What is asked:
The entries need to be copied exactly.

Data supplied:
·····

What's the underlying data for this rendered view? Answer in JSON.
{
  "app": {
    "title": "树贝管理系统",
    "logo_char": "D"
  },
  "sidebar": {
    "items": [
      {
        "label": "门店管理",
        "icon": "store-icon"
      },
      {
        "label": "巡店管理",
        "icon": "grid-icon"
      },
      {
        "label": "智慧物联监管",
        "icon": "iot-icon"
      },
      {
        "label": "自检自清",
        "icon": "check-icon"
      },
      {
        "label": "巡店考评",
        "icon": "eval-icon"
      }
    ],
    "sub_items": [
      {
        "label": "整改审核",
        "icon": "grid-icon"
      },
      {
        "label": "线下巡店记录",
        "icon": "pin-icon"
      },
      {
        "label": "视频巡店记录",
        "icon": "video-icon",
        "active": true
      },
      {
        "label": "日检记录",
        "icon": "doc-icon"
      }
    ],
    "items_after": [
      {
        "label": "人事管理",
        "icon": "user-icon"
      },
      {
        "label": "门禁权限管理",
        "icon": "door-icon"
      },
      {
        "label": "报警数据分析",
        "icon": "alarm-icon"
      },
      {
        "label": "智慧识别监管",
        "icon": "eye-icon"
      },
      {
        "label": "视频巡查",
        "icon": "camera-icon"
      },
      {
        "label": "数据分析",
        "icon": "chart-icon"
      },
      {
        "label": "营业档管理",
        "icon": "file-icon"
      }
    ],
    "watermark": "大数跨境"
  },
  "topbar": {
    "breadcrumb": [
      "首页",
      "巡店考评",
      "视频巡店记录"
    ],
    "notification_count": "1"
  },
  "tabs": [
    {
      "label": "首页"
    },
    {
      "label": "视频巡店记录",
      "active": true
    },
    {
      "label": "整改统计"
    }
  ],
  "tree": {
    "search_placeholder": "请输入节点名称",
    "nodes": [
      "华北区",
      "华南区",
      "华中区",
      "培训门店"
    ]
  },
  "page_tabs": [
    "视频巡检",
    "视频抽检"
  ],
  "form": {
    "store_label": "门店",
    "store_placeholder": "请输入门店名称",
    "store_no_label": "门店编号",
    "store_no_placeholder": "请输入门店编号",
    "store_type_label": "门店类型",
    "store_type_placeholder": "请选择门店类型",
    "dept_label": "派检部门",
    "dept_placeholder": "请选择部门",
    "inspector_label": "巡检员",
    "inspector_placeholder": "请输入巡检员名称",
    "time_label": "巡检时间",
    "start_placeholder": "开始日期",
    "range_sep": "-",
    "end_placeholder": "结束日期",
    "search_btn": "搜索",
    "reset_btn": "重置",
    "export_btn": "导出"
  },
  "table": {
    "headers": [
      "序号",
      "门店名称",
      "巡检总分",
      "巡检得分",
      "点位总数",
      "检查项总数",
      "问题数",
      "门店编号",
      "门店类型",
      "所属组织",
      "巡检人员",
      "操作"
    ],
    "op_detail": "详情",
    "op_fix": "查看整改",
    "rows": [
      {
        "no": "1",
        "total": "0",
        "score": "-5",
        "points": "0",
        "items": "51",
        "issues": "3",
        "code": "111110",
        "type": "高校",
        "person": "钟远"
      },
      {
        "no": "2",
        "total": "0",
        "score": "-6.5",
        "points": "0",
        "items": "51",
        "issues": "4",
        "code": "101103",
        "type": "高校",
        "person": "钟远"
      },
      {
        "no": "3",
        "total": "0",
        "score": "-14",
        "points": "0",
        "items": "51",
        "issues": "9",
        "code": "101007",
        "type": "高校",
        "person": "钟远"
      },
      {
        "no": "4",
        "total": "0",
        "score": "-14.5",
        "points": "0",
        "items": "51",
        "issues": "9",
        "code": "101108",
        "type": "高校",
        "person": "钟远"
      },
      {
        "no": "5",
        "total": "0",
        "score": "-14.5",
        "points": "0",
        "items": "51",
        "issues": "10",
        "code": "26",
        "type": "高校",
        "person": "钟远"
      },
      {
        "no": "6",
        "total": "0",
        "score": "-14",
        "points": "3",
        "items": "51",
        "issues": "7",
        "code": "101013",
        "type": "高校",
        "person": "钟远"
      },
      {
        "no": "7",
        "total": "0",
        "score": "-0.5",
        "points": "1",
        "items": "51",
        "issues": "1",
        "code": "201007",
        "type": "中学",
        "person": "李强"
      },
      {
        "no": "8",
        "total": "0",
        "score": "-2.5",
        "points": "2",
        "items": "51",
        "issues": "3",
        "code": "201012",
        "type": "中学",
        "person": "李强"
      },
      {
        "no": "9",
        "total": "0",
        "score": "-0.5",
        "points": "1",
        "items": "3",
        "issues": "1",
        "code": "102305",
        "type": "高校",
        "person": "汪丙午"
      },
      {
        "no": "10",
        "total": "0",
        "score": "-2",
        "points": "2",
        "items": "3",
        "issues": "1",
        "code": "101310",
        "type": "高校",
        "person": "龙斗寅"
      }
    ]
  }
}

·····

Response to this task:
What's the underlying data for this rendered view? Answer in JSON.
{
  "app": {
    "title": "树贝管理系统",
    "logo_char": "D"
  },
  "sidebar": {
    "items": [
      {
        "label": "门店管理",
        "icon": "store-icon"
      },
      {
        "label": "巡店管理",
        "icon": "grid-icon"
      },
      {
        "label": "智慧物联监管",
        "icon": "iot-icon"
      },
      {
        "label": "自检自清",
        "icon": "check-icon"
      },
      {
        "label": "巡店考评",
        "icon": "eval-icon"
      }
    ],
    "sub_items": [
      {
        "label": "整改审核",
        "icon": "grid-icon"
      },
      {
        "label": "线下巡店记录",
        "icon": "pin-icon"
      },
      {
        "label": "视频巡店记录",
        "icon": "video-icon",
        "active": true
      },
      {
        "label": "日检记录",
        "icon": "doc-icon"
      }
    ],
    "items_after": [
      {
        "label": "人事管理",
        "icon": "user-icon"
      },
      {
        "label": "门禁权限管理",
        "icon": "door-icon"
      },
      {
        "label": "报警数据分析",
        "icon": "alarm-icon"
      },
      {
        "label": "智慧识别监管",
        "icon": "eye-icon"
      },
      {
        "label": "视频巡查",
        "icon": "camera-icon"
      },
      {
        "label": "数据分析",
        "icon": "chart-icon"
      },
      {
        "label": "营业档管理",
        "icon": "file-icon"
      }
    ],
    "watermark": "大数跨境"
  },
  "topbar": {
    "breadcrumb": [
      "首页",
      "巡店考评",
      "视频巡店记录"
    ],
    "notification_count": "1"
  },
  "tabs": [
    {
      "label": "首页"
    },
    {
      "label": "视频巡店记录",
      "active": true
    },
    {
      "label": "整改统计"
    }
  ],
  "tree": {
    "search_placeholder": "请输入节点名称",
    "nodes": [
      "华北区",
      "华南区",
      "华中区",
      "培训门店"
    ]
  },
  "page_tabs": [
    "视频巡检",
    "视频抽检"
  ],
  "form": {
    "store_label": "门店",
    "store_placeholder": "请输入门店名称",
    "store_no_label": "门店编号",
    "store_no_placeholder": "请输入门店编号",
    "store_type_label": "门店类型",
    "store_type_placeholder": "请选择门店类型",
    "dept_label": "派检部门",
    "dept_placeholder": "请选择部门",
    "inspector_label": "巡检员",
    "inspector_placeholder": "请输入巡检员名称",
    "time_label": "巡检时间",
    "start_placeholder": "开始日期",
    "range_sep": "-",
    "end_placeholder": "结束日期",
    "search_btn": "搜索",
    "reset_btn": "重置",
    "export_btn": "导出"
  },
  "table": {
    "headers": [
      "序号",
      "门店名称",
      "巡检总分",
      "巡检得分",
      "点位总数",
      "检查项总数",
      "问题数",
      "门店编号",
      "门店类型",
      "所属组织",
      "巡检人员",
      "操作"
    ],
    "op_detail": "详情",
    "op_fix": "查看整改",
    "rows": [
      {
        "no": "1",
        "total": "0",
        "score": "-5",
        "points": "0",
        "items": "51",
        "issues": "3",
        "code": "111110",
        "type": "高校",
        "person": "钟远"
      },
      {
        "no": "2",
        "total": "0",
        "score": "-6.5",
        "points": "0",
        "items": "51",
        "issues": "4",
        "code": "101103",
        "type": "高校",
        "person": "钟远"
      },
      {
        "no": "3",
        "total": "0",
        "score": "-14",
        "points": "0",
        "items": "51",
        "issues": "9",
        "code": "101007",
        "type": "高校",
        "person": "钟远"
      },
      {
        "no": "4",
        "total": "0",
        "score": "-14.5",
        "points": "0",
        "items": "51",
        "issues": "9",
        "code": "101108",
        "type": "高校",
        "person": "钟远"
      },
      {
        "no": "5",
        "total": "0",
        "score": "-14.5",
        "points": "0",
        "items": "51",
        "issues": "10",
        "code": "26",
        "type": "高校",
        "person": "钟远"
      },
      {
        "no": "6",
        "total": "0",
        "score": "-14",
        "points": "3",
        "items": "51",
        "issues": "7",
        "code": "101013",
        "type": "高校",
        "person": "钟远"
      },
      {
        "no": "7",
        "total": "0",
        "score": "-0.5",
        "points": "1",
        "items": "51",
        "issues": "1",
        "code": "201007",
        "type": "中学",
        "person": "李强"
      },
      {
        "no": "8",
        "total": "0",
        "score": "-2.5",
        "points": "2",
        "items": "51",
        "issues": "3",
        "code": "201012",
        "type": "中学",
        "person": "李强"
      },
      {
        "no": "9",
        "total": "0",
        "score": "-0.5",
        "points": "1",
        "items": "3",
        "issues": "1",
        "code": "102305",
        "type": "高校",
        "person": "汪丙午"
      },
      {
        "no": "10",
        "total": "0",
        "score": "-2",
        "points": "2",
        "items": "3",
        "issues": "1",
        "code": "101310",
        "type": "高校",
        "person": "龙斗寅"
      }
    ]
  }
}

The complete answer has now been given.